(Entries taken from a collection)
====================
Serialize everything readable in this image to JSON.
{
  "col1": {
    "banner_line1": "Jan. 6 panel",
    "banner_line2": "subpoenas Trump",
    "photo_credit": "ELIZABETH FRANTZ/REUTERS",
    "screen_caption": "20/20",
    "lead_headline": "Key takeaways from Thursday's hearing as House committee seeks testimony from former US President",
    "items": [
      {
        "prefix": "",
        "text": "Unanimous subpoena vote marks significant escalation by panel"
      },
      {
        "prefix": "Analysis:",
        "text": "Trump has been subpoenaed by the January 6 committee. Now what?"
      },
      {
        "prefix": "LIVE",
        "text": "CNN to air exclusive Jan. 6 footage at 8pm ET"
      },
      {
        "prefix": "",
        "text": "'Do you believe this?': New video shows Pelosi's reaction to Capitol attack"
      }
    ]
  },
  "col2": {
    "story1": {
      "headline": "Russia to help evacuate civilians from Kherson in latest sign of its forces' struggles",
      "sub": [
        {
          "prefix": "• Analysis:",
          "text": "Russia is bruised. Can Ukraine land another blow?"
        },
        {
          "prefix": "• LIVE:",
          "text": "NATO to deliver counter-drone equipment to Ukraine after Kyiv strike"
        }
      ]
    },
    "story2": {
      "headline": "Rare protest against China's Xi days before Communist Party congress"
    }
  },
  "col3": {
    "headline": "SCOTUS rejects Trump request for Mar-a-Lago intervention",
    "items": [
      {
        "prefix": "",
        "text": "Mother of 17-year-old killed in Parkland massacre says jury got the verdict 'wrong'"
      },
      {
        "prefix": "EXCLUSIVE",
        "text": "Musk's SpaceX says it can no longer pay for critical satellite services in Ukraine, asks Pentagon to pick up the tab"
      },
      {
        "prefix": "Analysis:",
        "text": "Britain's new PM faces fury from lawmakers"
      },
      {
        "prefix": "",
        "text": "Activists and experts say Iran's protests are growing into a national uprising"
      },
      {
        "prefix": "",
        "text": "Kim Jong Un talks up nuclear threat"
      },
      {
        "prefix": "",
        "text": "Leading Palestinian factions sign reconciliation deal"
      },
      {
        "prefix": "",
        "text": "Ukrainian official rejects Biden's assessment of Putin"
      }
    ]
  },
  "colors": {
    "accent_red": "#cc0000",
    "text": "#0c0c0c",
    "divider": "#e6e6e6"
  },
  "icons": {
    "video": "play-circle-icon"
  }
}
====================
### Task description
Each entry above is to be printed again exactly.

### Written response
Serialize everything readable in this image to JSON.
{
  "col1": {
    "banner_line1": "Jan. 6 panel",
    "banner_line2": "subpoenas Trump",
    "photo_credit": "ELIZABETH FRANTZ/REUTERS",
    "screen_caption": "20/20",
    "lead_headline": "Key takeaways from Thursday's hearing as House committee seeks testimony from former US President",
    "items": [
      {
        "prefix": "",
        "text": "Unanimous subpoena vote marks significant escalation by panel"
      },
      {
        "prefix": "Analysis:",
        "text": "Trump has been subpoenaed by the January 6 committee. Now what?"
      },
      {
        "prefix": "LIVE",
        "text": "CNN to air exclusive Jan. 6 footage at 8pm ET"
      },
      {
        "prefix": "",
        "text": "'Do you believe this?': New video shows Pelosi's reaction to Capitol attack"
      }
    ]
  },
  "col2": {
    "story1": {
      "headline": "Russia to help evacuate civilians from Kherson in latest sign of its forces' struggles",
      "sub": [
        {
          "prefix": "• Analysis:",
          "text": "Russia is bruised. Can Ukraine land another blow?"
        },
        {
          "prefix": "• LIVE:",
          "text": "NATO to deliver counter-drone equipment to Ukraine after Kyiv strike"
        }
      ]
    },
    "story2": {
      "headline": "Rare protest against China's Xi days before Communist Party congress"
    }
  },
  "col3": {
    "headline": "SCOTUS rejects Trump request for Mar-a-Lago intervention",
    "items": [
      {
        "prefix": "",
        "text": "Mother of 17-year-old killed in Parkland massacre says jury got the verdict 'wrong'"
      },
      {
        "prefix": "EXCLUSIVE",
        "text": "Musk's SpaceX says it can no longer pay for critical satellite services in Ukraine, asks Pentagon to pick up the tab"
      },
      {
        "prefix": "Analysis:",
        "text": "Britain's new PM faces fury from lawmakers"
      },
      {
        "prefix": "",
        "text": "Activists and experts say Iran's protests are growing into a national uprising"
      },
      {
        "prefix": "",
        "text": "Kim Jong Un talks up nuclear threat"
      },
      {
        "prefix": "",
        "text": "Leading Palestinian factions sign reconciliation deal"
      },
      {
        "prefix": "",
        "text": "Ukrainian official rejects Biden's assessment of Putin"
      }
    ]
  },
  "colors": {
    "accent_red": "#cc0000",
    "text": "#0c0c0c",
    "divider": "#e6e6e6"
  },
  "icons": {
    "video": "play-circle-icon"
  }
}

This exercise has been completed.